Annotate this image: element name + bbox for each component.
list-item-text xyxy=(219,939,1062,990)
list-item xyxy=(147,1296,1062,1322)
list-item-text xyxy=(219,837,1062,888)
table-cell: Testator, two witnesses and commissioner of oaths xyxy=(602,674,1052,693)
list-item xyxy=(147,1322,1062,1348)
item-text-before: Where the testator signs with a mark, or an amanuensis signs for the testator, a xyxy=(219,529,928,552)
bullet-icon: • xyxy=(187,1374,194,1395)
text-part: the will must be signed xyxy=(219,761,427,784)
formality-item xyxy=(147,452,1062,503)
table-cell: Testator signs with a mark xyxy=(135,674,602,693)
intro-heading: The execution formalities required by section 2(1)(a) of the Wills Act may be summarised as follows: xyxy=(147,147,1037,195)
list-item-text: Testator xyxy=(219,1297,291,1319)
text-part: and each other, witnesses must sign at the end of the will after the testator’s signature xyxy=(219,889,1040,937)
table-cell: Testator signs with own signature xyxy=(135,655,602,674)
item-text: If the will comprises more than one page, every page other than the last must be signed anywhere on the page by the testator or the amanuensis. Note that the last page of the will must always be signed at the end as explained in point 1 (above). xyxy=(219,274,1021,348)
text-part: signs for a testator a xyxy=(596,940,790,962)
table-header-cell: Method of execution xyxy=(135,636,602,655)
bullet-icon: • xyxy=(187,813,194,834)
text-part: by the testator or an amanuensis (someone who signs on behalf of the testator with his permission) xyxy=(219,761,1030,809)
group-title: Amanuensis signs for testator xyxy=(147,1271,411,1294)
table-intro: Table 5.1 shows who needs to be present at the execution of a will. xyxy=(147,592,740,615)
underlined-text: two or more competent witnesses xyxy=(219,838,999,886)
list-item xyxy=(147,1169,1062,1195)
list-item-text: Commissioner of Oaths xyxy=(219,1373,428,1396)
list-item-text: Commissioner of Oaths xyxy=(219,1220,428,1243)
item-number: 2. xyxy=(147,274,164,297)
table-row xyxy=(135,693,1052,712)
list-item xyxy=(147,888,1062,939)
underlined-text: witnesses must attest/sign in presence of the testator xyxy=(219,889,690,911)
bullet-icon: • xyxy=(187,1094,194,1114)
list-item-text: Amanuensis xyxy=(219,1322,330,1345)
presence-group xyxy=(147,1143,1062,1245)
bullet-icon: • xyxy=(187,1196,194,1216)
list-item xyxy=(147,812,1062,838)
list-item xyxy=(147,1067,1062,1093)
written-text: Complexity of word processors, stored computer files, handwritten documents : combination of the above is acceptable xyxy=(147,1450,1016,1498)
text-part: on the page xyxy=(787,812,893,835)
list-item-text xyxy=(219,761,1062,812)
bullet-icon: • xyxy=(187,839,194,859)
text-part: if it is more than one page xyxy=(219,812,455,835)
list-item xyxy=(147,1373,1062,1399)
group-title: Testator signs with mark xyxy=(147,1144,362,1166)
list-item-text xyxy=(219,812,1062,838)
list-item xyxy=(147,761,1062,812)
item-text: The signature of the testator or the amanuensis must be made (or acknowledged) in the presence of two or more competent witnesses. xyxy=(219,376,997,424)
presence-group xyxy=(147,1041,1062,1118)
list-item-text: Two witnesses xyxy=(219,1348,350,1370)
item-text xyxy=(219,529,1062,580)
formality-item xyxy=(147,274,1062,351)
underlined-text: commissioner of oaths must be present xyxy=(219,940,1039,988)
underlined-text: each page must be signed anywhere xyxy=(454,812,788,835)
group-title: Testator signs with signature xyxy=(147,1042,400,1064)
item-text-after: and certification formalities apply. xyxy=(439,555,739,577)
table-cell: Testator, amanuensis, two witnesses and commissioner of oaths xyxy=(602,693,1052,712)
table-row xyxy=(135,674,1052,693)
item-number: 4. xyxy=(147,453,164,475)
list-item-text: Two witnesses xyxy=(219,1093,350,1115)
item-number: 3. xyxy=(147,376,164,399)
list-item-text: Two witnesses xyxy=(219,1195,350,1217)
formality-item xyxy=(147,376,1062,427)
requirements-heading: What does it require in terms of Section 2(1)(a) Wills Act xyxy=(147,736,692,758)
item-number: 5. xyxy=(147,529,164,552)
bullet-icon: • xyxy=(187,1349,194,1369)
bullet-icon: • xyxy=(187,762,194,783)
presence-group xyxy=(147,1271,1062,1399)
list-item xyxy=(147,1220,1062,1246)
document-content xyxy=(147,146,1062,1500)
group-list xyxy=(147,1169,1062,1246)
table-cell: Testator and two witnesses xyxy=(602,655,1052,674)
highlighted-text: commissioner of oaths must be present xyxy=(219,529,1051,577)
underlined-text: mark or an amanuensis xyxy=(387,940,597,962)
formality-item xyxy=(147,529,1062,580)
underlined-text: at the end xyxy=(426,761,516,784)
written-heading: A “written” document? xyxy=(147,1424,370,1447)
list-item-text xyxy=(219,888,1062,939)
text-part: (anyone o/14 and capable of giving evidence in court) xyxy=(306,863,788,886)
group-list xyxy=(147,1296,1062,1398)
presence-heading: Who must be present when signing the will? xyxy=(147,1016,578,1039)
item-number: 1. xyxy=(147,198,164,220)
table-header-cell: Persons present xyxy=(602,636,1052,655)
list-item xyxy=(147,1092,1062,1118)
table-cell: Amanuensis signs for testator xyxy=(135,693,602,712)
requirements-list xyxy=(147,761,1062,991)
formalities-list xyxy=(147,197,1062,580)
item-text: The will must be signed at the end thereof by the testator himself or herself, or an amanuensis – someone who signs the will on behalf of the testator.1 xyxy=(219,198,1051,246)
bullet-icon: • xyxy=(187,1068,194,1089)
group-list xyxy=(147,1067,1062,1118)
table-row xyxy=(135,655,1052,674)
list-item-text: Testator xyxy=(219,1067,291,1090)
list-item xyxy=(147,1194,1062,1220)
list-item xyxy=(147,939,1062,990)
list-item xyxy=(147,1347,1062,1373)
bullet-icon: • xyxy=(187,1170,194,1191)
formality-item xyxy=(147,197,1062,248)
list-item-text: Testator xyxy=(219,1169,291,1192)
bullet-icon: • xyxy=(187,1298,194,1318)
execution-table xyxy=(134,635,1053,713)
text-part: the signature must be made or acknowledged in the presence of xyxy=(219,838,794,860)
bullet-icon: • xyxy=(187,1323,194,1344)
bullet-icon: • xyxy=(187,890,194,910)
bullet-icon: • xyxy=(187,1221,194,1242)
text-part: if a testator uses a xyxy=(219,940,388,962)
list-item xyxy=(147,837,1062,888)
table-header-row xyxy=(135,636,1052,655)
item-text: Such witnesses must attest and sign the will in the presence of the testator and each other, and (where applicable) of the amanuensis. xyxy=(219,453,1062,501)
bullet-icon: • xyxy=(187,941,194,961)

- [WHAT THE EXERCISE ASKS] Can you print all of the rows above again, character for character and in their original order?

- [TASK ANSWER]
Annotate this image: element name + bbox for each component.
list-item-text xyxy=(219,939,1062,990)
list-item xyxy=(147,1296,1062,1322)
list-item-text xyxy=(219,837,1062,888)
table-cell: Testator, two witnesses and commissioner of oaths xyxy=(602,674,1052,693)
list-item xyxy=(147,1322,1062,1348)
item-text-before: Where the testator signs with a mark, or an amanuensis signs for the testator, a xyxy=(219,529,928,552)
bullet-icon: • xyxy=(187,1374,194,1395)
text-part: the will must be signed xyxy=(219,761,427,784)
formality-item xyxy=(147,452,1062,503)
table-cell: Testator signs with a mark xyxy=(135,674,602,693)
intro-heading: The execution formalities required by section 2(1)(a) of the Wills Act may be summarised as follows: xyxy=(147,147,1037,195)
list-item-text: Testator xyxy=(219,1297,291,1319)
text-part: and each other, witnesses must sign at the end of the will after the testator’s signature xyxy=(219,889,1040,937)
table-cell: Testator signs with own signature xyxy=(135,655,602,674)
item-text: If the will comprises more than one page, every page other than the last must be signed anywhere on the page by the testator or the amanuensis. Note that the last page of the will must always be signed at the end as explained in point 1 (above). xyxy=(219,274,1021,348)
text-part: signs for a testator a xyxy=(596,940,790,962)
table-header-cell: Method of execution xyxy=(135,636,602,655)
bullet-icon: • xyxy=(187,813,194,834)
text-part: by the testator or an amanuensis (someone who signs on behalf of the testator with his permission) xyxy=(219,761,1030,809)
group-title: Amanuensis signs for testator xyxy=(147,1271,411,1294)
table-intro: Table 5.1 shows who needs to be present at the execution of a will. xyxy=(147,592,740,615)
underlined-text: two or more competent witnesses xyxy=(219,838,999,886)
list-item xyxy=(147,1169,1062,1195)
list-item-text: Commissioner of Oaths xyxy=(219,1373,428,1396)
list-item-text: Commissioner of Oaths xyxy=(219,1220,428,1243)
item-number: 2. xyxy=(147,274,164,297)
table-row xyxy=(135,693,1052,712)
list-item xyxy=(147,888,1062,939)
underlined-text: witnesses must attest/sign in presence of the testator xyxy=(219,889,690,911)
bullet-icon: • xyxy=(187,1094,194,1114)
list-item-text: Amanuensis xyxy=(219,1322,330,1345)
presence-group xyxy=(147,1143,1062,1245)
bullet-icon: • xyxy=(187,1196,194,1216)
list-item xyxy=(147,812,1062,838)
list-item xyxy=(147,1067,1062,1093)
written-text: Complexity of word processors, stored computer files, handwritten documents : combination of the above is acceptable xyxy=(147,1450,1016,1498)
text-part: on the page xyxy=(787,812,893,835)
list-item-text xyxy=(219,761,1062,812)
bullet-icon: • xyxy=(187,839,194,859)
text-part: if it is more than one page xyxy=(219,812,455,835)
list-item xyxy=(147,1373,1062,1399)
group-title: Testator signs with mark xyxy=(147,1144,362,1166)
list-item-text xyxy=(219,812,1062,838)
list-item xyxy=(147,761,1062,812)
item-text: The signature of the testator or the amanuensis must be made (or acknowledged) in the presence of two or more competent witnesses. xyxy=(219,376,997,424)
presence-group xyxy=(147,1041,1062,1118)
list-item-text: Two witnesses xyxy=(219,1348,350,1370)
item-text xyxy=(219,529,1062,580)
formality-item xyxy=(147,274,1062,351)
underlined-text: commissioner of oaths must be present xyxy=(219,940,1039,988)
underlined-text: each page must be signed anywhere xyxy=(454,812,788,835)
group-title: Testator signs with signature xyxy=(147,1042,400,1064)
item-text-after: and certification formalities apply. xyxy=(439,555,739,577)
table-cell: Testator, amanuensis, two witnesses and commissioner of oaths xyxy=(602,693,1052,712)
table-row xyxy=(135,674,1052,693)
item-number: 4. xyxy=(147,453,164,475)
list-item-text: Two witnesses xyxy=(219,1093,350,1115)
item-number: 3. xyxy=(147,376,164,399)
list-item-text: Two witnesses xyxy=(219,1195,350,1217)
formality-item xyxy=(147,376,1062,427)
requirements-heading: What does it require in terms of Section 2(1)(a) Wills Act xyxy=(147,736,692,758)
item-number: 5. xyxy=(147,529,164,552)
bullet-icon: • xyxy=(187,1349,194,1369)
bullet-icon: • xyxy=(187,762,194,783)
presence-group xyxy=(147,1271,1062,1399)
list-item xyxy=(147,1220,1062,1246)
document-content xyxy=(147,146,1062,1500)
group-list xyxy=(147,1169,1062,1246)
table-cell: Testator and two witnesses xyxy=(602,655,1052,674)
highlighted-text: commissioner of oaths must be present xyxy=(219,529,1051,577)
underlined-text: mark or an amanuensis xyxy=(387,940,597,962)
formality-item xyxy=(147,529,1062,580)
underlined-text: at the end xyxy=(426,761,516,784)
written-heading: A “written” document? xyxy=(147,1424,370,1447)
list-item-text xyxy=(219,888,1062,939)
text-part: (anyone o/14 and capable of giving evidence in court) xyxy=(306,863,788,886)
group-list xyxy=(147,1296,1062,1398)
presence-heading: Who must be present when signing the will? xyxy=(147,1016,578,1039)
item-number: 1. xyxy=(147,198,164,220)
table-header-cell: Persons present xyxy=(602,636,1052,655)
list-item xyxy=(147,1092,1062,1118)
table-cell: Amanuensis signs for testator xyxy=(135,693,602,712)
requirements-list xyxy=(147,761,1062,991)
formalities-list xyxy=(147,197,1062,580)
item-text: The will must be signed at the end thereof by the testator himself or herself, or an amanuensis – someone who signs the will on behalf of the testator.1 xyxy=(219,198,1051,246)
bullet-icon: • xyxy=(187,1068,194,1089)
group-list xyxy=(147,1067,1062,1118)
table-row xyxy=(135,655,1052,674)
list-item-text: Testator xyxy=(219,1067,291,1090)
list-item xyxy=(147,1194,1062,1220)
list-item xyxy=(147,939,1062,990)
list-item xyxy=(147,1347,1062,1373)
bullet-icon: • xyxy=(187,1170,194,1191)
formality-item xyxy=(147,197,1062,248)
list-item-text: Testator xyxy=(219,1169,291,1192)
bullet-icon: • xyxy=(187,1298,194,1318)
execution-table xyxy=(134,635,1053,713)
text-part: the signature must be made or acknowledged in the presence of xyxy=(219,838,794,860)
bullet-icon: • xyxy=(187,1323,194,1344)
bullet-icon: • xyxy=(187,890,194,910)
bullet-icon: • xyxy=(187,1221,194,1242)
text-part: if a testator uses a xyxy=(219,940,388,962)
list-item xyxy=(147,837,1062,888)
table-header-row xyxy=(135,636,1052,655)
item-text: Such witnesses must attest and sign the will in the presence of the testator and each other, and (where applicable) of the amanuensis. xyxy=(219,453,1062,501)
bullet-icon: • xyxy=(187,941,194,961)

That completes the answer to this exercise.